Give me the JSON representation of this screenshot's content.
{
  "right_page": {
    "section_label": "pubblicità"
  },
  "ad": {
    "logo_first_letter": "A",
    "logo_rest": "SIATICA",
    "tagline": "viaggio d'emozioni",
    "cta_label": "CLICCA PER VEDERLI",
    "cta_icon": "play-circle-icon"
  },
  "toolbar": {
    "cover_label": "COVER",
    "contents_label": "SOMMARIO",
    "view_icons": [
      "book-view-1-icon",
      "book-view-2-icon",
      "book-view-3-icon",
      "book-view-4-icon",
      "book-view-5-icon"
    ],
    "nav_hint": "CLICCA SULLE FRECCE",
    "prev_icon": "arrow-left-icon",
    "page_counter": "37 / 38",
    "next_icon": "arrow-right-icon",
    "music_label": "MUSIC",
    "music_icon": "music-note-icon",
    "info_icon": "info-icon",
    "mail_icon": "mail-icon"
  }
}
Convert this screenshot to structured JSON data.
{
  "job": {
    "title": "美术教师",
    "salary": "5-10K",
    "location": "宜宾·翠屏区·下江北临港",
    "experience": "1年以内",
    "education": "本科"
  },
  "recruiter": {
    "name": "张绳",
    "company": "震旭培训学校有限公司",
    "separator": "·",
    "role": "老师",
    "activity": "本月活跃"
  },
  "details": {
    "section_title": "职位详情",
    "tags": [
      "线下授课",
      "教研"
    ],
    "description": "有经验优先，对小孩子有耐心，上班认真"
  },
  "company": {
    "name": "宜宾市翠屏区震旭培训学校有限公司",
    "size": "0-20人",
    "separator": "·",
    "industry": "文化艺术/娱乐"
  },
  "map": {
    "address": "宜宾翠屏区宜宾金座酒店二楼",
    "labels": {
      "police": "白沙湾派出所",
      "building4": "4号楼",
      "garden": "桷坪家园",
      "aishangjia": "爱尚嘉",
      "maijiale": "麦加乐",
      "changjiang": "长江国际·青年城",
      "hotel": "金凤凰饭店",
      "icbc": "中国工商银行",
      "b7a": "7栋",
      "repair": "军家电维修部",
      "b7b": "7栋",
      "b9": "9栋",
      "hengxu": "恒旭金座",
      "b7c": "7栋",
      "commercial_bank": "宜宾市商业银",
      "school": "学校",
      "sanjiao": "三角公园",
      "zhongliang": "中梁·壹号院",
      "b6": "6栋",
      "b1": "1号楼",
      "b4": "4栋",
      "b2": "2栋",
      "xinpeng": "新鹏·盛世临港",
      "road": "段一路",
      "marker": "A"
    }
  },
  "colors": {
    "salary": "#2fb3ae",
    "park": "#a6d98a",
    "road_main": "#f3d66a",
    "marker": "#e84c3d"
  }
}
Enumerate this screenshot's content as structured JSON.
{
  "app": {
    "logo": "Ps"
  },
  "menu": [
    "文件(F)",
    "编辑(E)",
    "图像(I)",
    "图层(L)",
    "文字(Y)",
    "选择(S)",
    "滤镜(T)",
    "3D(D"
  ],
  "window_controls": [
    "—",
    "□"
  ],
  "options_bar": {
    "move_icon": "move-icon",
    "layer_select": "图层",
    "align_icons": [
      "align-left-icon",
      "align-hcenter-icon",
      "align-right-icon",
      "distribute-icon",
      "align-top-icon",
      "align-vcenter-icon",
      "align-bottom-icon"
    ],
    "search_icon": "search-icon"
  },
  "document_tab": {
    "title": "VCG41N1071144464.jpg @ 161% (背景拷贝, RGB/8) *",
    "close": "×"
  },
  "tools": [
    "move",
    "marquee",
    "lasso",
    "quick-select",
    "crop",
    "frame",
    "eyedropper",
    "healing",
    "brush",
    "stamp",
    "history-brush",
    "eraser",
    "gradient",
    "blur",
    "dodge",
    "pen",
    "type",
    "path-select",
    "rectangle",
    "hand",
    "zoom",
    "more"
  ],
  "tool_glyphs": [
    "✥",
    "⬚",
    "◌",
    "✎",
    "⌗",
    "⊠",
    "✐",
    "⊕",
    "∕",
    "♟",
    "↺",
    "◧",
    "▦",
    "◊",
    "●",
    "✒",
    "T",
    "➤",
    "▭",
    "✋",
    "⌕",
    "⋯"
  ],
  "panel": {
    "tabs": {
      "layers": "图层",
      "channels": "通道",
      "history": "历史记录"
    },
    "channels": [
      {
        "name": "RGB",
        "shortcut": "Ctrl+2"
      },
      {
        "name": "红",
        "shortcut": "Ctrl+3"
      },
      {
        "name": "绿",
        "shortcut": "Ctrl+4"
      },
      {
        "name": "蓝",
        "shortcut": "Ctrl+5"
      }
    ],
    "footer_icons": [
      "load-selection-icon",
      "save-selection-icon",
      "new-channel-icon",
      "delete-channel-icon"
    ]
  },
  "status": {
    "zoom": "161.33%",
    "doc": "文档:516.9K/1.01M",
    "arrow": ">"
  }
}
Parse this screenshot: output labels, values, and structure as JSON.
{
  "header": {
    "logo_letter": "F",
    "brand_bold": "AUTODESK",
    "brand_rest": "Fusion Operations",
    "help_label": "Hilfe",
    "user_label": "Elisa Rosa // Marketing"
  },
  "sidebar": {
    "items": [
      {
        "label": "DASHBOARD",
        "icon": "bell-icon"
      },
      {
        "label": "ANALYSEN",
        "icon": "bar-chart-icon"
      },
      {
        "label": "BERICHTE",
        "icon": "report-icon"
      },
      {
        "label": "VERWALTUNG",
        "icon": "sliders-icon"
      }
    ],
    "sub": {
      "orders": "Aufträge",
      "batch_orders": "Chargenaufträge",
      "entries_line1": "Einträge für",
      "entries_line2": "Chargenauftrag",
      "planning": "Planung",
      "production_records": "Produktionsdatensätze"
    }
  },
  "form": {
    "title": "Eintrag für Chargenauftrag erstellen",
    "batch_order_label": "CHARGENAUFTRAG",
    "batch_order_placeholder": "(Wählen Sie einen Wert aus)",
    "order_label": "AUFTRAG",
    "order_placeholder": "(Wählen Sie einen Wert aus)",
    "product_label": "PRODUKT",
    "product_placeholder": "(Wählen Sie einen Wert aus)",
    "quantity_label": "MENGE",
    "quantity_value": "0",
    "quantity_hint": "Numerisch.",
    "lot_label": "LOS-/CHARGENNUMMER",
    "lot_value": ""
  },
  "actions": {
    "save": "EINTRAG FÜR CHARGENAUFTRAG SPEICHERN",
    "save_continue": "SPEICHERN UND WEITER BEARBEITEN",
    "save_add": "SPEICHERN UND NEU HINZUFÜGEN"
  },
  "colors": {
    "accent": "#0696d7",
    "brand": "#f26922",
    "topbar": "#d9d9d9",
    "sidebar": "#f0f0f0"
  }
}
================================
TASK STATEMENT. State how many lines include the string "selection". Give no other information.

EXERCISE RESPONSE. 2